[Extracted records]
────────────────────────────────────────

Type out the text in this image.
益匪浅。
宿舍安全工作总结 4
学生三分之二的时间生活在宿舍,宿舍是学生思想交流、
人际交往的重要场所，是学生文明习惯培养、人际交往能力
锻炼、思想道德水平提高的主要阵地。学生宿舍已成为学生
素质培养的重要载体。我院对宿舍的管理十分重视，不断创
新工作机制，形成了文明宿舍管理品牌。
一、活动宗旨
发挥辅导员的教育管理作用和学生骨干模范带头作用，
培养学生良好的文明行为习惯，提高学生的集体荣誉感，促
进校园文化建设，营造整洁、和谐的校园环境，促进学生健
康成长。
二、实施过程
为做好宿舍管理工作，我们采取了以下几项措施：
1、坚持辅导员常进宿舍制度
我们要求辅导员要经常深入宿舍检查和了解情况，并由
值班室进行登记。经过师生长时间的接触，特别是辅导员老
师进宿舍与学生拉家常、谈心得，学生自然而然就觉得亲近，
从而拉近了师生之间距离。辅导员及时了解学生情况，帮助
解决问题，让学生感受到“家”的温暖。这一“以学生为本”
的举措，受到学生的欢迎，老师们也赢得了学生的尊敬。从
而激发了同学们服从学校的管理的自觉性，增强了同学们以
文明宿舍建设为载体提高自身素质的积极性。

────────────────────────────────────────

» What to produce: Write out the data again, exactly and in full.

» Response:
Type out the text in this image.
益匪浅。
宿舍安全工作总结 4
学生三分之二的时间生活在宿舍,宿舍是学生思想交流、
人际交往的重要场所，是学生文明习惯培养、人际交往能力
锻炼、思想道德水平提高的主要阵地。学生宿舍已成为学生
素质培养的重要载体。我院对宿舍的管理十分重视，不断创
新工作机制，形成了文明宿舍管理品牌。
一、活动宗旨
发挥辅导员的教育管理作用和学生骨干模范带头作用，
培养学生良好的文明行为习惯，提高学生的集体荣誉感，促
进校园文化建设，营造整洁、和谐的校园环境，促进学生健
康成长。
二、实施过程
为做好宿舍管理工作，我们采取了以下几项措施：
1、坚持辅导员常进宿舍制度
我们要求辅导员要经常深入宿舍检查和了解情况，并由
值班室进行登记。经过师生长时间的接触，特别是辅导员老
师进宿舍与学生拉家常、谈心得，学生自然而然就觉得亲近，
从而拉近了师生之间距离。辅导员及时了解学生情况，帮助
解决问题，让学生感受到“家”的温暖。这一“以学生为本”
的举措，受到学生的欢迎，老师们也赢得了学生的尊敬。从
而激发了同学们服从学校的管理的自觉性，增强了同学们以
文明宿舍建设为载体提高自身素质的积极性。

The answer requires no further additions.